Exercise details: From the listing below, pick out each line with the word "into".
[Begin Records provided]
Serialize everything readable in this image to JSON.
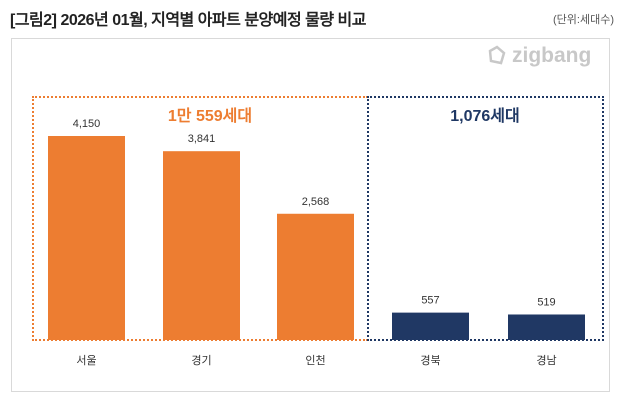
{
  "header": {
    "title": "[그림2] 2026년 01월, 지역별 아파트 분양예정 물량 비교",
    "unit": "(단위:세대수)",
    "logo": "zigbang"
  },
  "groups": [
    {
      "label": "1만 559세대",
      "color": "#ed7d31"
    },
    {
      "label": "1,076세대",
      "color": "#1f3864"
    }
  ],
  "chart_data": {
    "type": "bar",
    "categories": [
      "서울",
      "경기",
      "인천",
      "경북",
      "경남"
    ],
    "values": [
      4150,
      3841,
      2568,
      557,
      519
    ],
    "data_labels": [
      "4,150",
      "3,841",
      "2,568",
      "557",
      "519"
    ],
    "colors": [
      "#ed7d31",
      "#ed7d31",
      "#ed7d31",
      "#203864",
      "#203864"
    ],
    "ylim": [
      0,
      4150
    ],
    "grid": false
  }
}
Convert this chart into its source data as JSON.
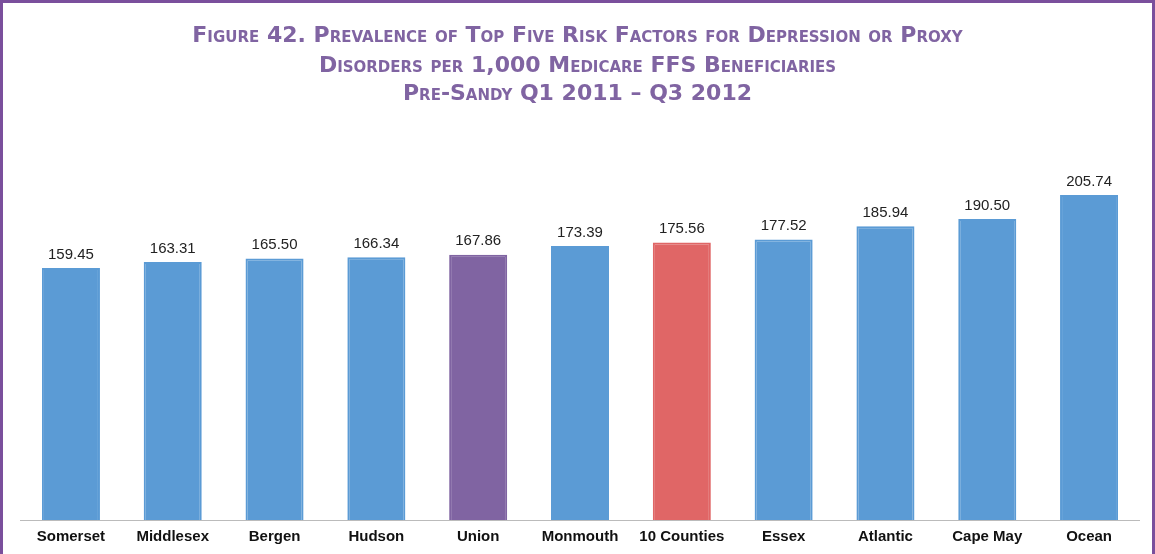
{
  "chart_data": {
    "type": "bar",
    "title": "Figure 42. Prevalence of Top Five Risk Factors for Depression or Proxy Disorders per 1,000 Medicare FFS Beneficiaries",
    "subtitle": "Pre-Sandy Q1 2011 – Q3 2012",
    "categories": [
      "Somerset",
      "Middlesex",
      "Bergen",
      "Hudson",
      "Union",
      "Monmouth",
      "10 Counties",
      "Essex",
      "Atlantic",
      "Cape May",
      "Ocean"
    ],
    "values": [
      159.45,
      163.31,
      165.5,
      166.34,
      167.86,
      173.39,
      175.56,
      177.52,
      185.94,
      190.5,
      205.74
    ],
    "colors": [
      "#5b9bd5",
      "#5b9bd5",
      "#5b9bd5",
      "#5b9bd5",
      "#8064a2",
      "#5b9bd5",
      "#e06666",
      "#5b9bd5",
      "#5b9bd5",
      "#5b9bd5",
      "#5b9bd5"
    ],
    "value_labels": [
      "159.45",
      "163.31",
      "165.50",
      "166.34",
      "167.86",
      "173.39",
      "175.56",
      "177.52",
      "185.94",
      "190.50",
      "205.74"
    ],
    "legend": false,
    "grid": false
  }
}
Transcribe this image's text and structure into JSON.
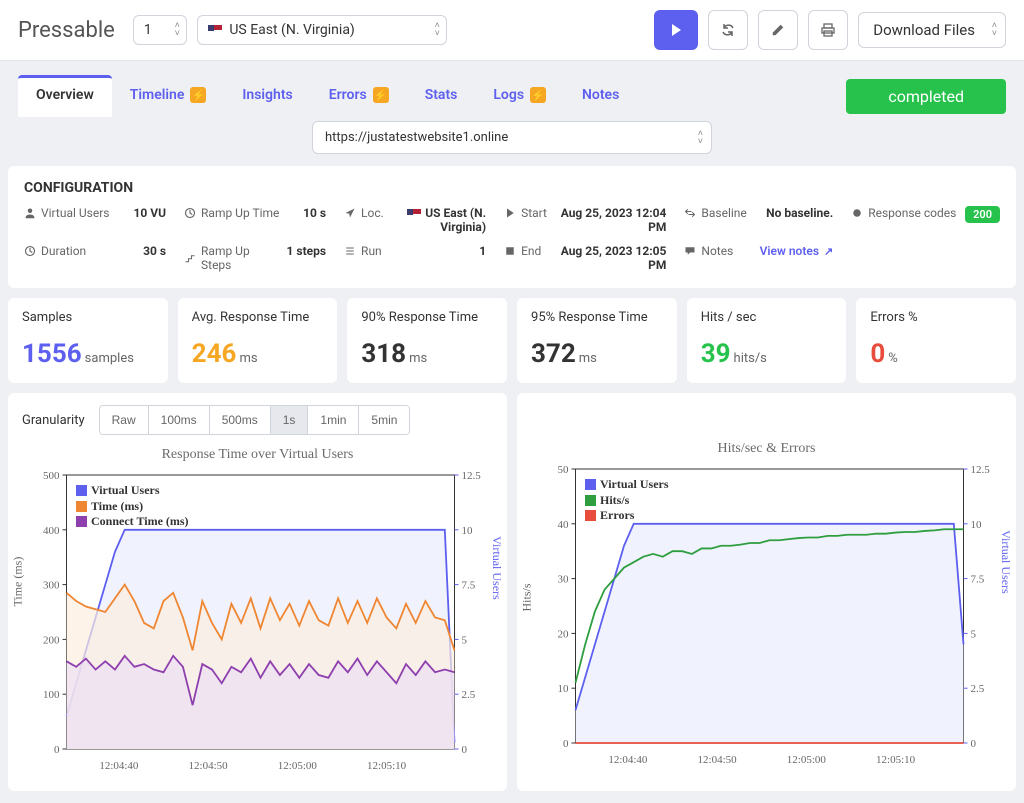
{
  "topbar": {
    "brand": "Pressable",
    "count": "1",
    "region": "US East (N. Virginia)",
    "download": "Download Files"
  },
  "tabs": {
    "items": [
      "Overview",
      "Timeline",
      "Insights",
      "Errors",
      "Stats",
      "Logs",
      "Notes"
    ],
    "status": "completed"
  },
  "url": "https://justatestwebsite1.online",
  "config": {
    "title": "CONFIGURATION",
    "vu_label": "Virtual Users",
    "vu_val": "10 VU",
    "dur_label": "Duration",
    "dur_val": "30 s",
    "ramp_label": "Ramp Up Time",
    "ramp_val": "10 s",
    "steps_label": "Ramp Up Steps",
    "steps_val": "1 steps",
    "loc_label": "Loc.",
    "loc_val": "US East (N. Virginia)",
    "run_label": "Run",
    "run_val": "1",
    "start_label": "Start",
    "start_val": "Aug 25, 2023 12:04 PM",
    "end_label": "End",
    "end_val": "Aug 25, 2023 12:05 PM",
    "baseline_label": "Baseline",
    "baseline_val": "No baseline.",
    "notes_label": "Notes",
    "notes_val": "View notes",
    "resp_label": "Response codes",
    "resp_val": "200"
  },
  "cards": {
    "samples": {
      "title": "Samples",
      "val": "1556",
      "unit": "samples",
      "color": "#5d5fef"
    },
    "avg": {
      "title": "Avg. Response Time",
      "val": "246",
      "unit": "ms",
      "color": "#f5a623"
    },
    "p90": {
      "title": "90% Response Time",
      "val": "318",
      "unit": "ms",
      "color": "#333"
    },
    "p95": {
      "title": "95% Response Time",
      "val": "372",
      "unit": "ms",
      "color": "#333"
    },
    "hits": {
      "title": "Hits / sec",
      "val": "39",
      "unit": "hits/s",
      "color": "#27c24c"
    },
    "errors": {
      "title": "Errors %",
      "val": "0",
      "unit": "%",
      "color": "#e74c3c"
    }
  },
  "granularity": {
    "label": "Granularity",
    "options": [
      "Raw",
      "100ms",
      "500ms",
      "1s",
      "1min",
      "5min"
    ],
    "active": "1s"
  },
  "chart1": {
    "title": "Response Time over Virtual Users",
    "y_left_label": "Time (ms)",
    "y_right_label": "Virtual Users",
    "y_left_ticks": [
      0,
      100,
      200,
      300,
      400,
      500
    ],
    "y_right_ticks": [
      0,
      2.5,
      5,
      7.5,
      10,
      12.5
    ],
    "x_ticks": [
      "12:04:40",
      "12:04:50",
      "12:05:00",
      "12:05:10"
    ],
    "legend": [
      {
        "label": "Virtual Users",
        "color": "#5d5fef"
      },
      {
        "label": "Time (ms)",
        "color": "#ef8632"
      },
      {
        "label": "Connect Time (ms)",
        "color": "#8e3fae"
      }
    ],
    "colors": {
      "vu": "#5d5fef",
      "time": "#ef8632",
      "connect": "#8e3fae",
      "vu_fill": "#e9ecfd",
      "time_fill": "#fceedf",
      "connect_fill": "#ece0f2"
    },
    "vu_data": [
      1.5,
      3,
      4.5,
      6,
      7.5,
      9,
      10,
      10,
      10,
      10,
      10,
      10,
      10,
      10,
      10,
      10,
      10,
      10,
      10,
      10,
      10,
      10,
      10,
      10,
      10,
      10,
      10,
      10,
      10,
      10,
      10,
      10,
      10,
      10,
      10,
      10,
      10,
      10,
      10,
      10,
      0.3
    ],
    "time_data": [
      285,
      270,
      260,
      255,
      250,
      275,
      300,
      270,
      230,
      220,
      270,
      285,
      240,
      180,
      270,
      230,
      200,
      265,
      230,
      275,
      220,
      275,
      235,
      265,
      225,
      270,
      235,
      225,
      275,
      230,
      270,
      230,
      275,
      240,
      220,
      265,
      230,
      270,
      240,
      235,
      180
    ],
    "connect_data": [
      160,
      150,
      165,
      145,
      160,
      145,
      170,
      150,
      155,
      145,
      140,
      170,
      150,
      80,
      155,
      145,
      120,
      150,
      140,
      165,
      130,
      160,
      135,
      155,
      130,
      155,
      135,
      130,
      160,
      140,
      165,
      135,
      160,
      140,
      120,
      155,
      135,
      160,
      140,
      145,
      140
    ]
  },
  "chart2": {
    "title": "Hits/sec & Errors",
    "y_left_label": "Hits/s",
    "y_right_label": "Virtual Users",
    "y_left_ticks": [
      0,
      10,
      20,
      30,
      40,
      50
    ],
    "y_right_ticks": [
      0,
      2.5,
      5,
      7.5,
      10,
      12.5
    ],
    "x_ticks": [
      "12:04:40",
      "12:04:50",
      "12:05:00",
      "12:05:10"
    ],
    "legend": [
      {
        "label": "Virtual Users",
        "color": "#5d5fef"
      },
      {
        "label": "Hits/s",
        "color": "#2e9e3f"
      },
      {
        "label": "Errors",
        "color": "#e74c3c"
      }
    ],
    "colors": {
      "vu": "#5d5fef",
      "hits": "#2e9e3f",
      "errors": "#e74c3c",
      "vu_fill": "#e9ecfd"
    },
    "vu_data": [
      1.5,
      3,
      4.5,
      6,
      7.5,
      9,
      10,
      10,
      10,
      10,
      10,
      10,
      10,
      10,
      10,
      10,
      10,
      10,
      10,
      10,
      10,
      10,
      10,
      10,
      10,
      10,
      10,
      10,
      10,
      10,
      10,
      10,
      10,
      10,
      10,
      10,
      10,
      10,
      10,
      10,
      4.5
    ],
    "hits_data": [
      11,
      18,
      24,
      28,
      30,
      32,
      33,
      34,
      34.5,
      34,
      35,
      35,
      34.5,
      35.5,
      35.5,
      36,
      36,
      36.2,
      36.5,
      36.5,
      37,
      37,
      37.2,
      37.4,
      37.5,
      37.5,
      37.8,
      37.8,
      38,
      38,
      38,
      38.2,
      38.2,
      38.4,
      38.5,
      38.5,
      38.7,
      38.8,
      39,
      39,
      39
    ],
    "errors_data": [
      0,
      0,
      0,
      0,
      0,
      0,
      0,
      0,
      0,
      0,
      0,
      0,
      0,
      0,
      0,
      0,
      0,
      0,
      0,
      0,
      0,
      0,
      0,
      0,
      0,
      0,
      0,
      0,
      0,
      0,
      0,
      0,
      0,
      0,
      0,
      0,
      0,
      0,
      0,
      0,
      0
    ]
  }
}
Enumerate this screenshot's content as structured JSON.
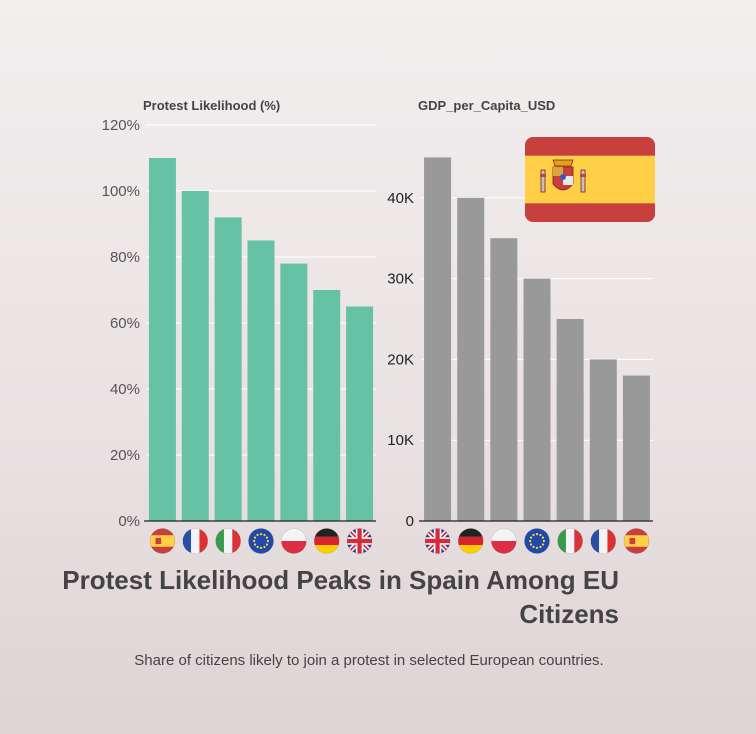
{
  "title": "Protest Likelihood Peaks in Spain Among EU Citizens",
  "subtitle": "Share of citizens likely to join a protest in selected European countries.",
  "colors": {
    "left_bar": "#66c2a5",
    "right_bar": "#999999",
    "spain_red": "#c8403e",
    "spain_yellow": "#ffd047"
  },
  "highlight_flag": "spain-flag-icon",
  "chart_data": [
    {
      "type": "bar",
      "title": "Protest Likelihood (%)",
      "categories": [
        "Spain",
        "France",
        "Italy",
        "EU",
        "Poland",
        "Germany",
        "UK"
      ],
      "category_icons": [
        "spain-flag-icon",
        "france-flag-icon",
        "italy-flag-icon",
        "eu-flag-icon",
        "poland-flag-icon",
        "germany-flag-icon",
        "uk-flag-icon"
      ],
      "values": [
        110,
        100,
        92,
        85,
        78,
        70,
        65
      ],
      "ylim": [
        0,
        120
      ],
      "yticks": [
        0,
        20,
        40,
        60,
        80,
        100,
        120
      ],
      "ytick_labels": [
        "0%",
        "20%",
        "40%",
        "60%",
        "80%",
        "100%",
        "120%"
      ],
      "xlabel": "",
      "ylabel": "",
      "grid": true
    },
    {
      "type": "bar",
      "title": "GDP_per_Capita_USD",
      "categories": [
        "UK",
        "Germany",
        "Poland",
        "EU",
        "Italy",
        "France",
        "Spain"
      ],
      "category_icons": [
        "uk-flag-icon",
        "germany-flag-icon",
        "poland-flag-icon",
        "eu-flag-icon",
        "italy-flag-icon",
        "france-flag-icon",
        "spain-flag-icon"
      ],
      "values": [
        45000,
        40000,
        35000,
        30000,
        25000,
        20000,
        18000
      ],
      "ylim": [
        0,
        50000
      ],
      "yticks": [
        0,
        10000,
        20000,
        30000,
        40000
      ],
      "ytick_labels": [
        "0",
        "10K",
        "20K",
        "30K",
        "40K"
      ],
      "xlabel": "",
      "ylabel": "",
      "grid": true
    }
  ]
}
[End Records provided]
Right answer:
Convert this chart into its source data as JSON.
Transcribe this image's text and structure into JSON.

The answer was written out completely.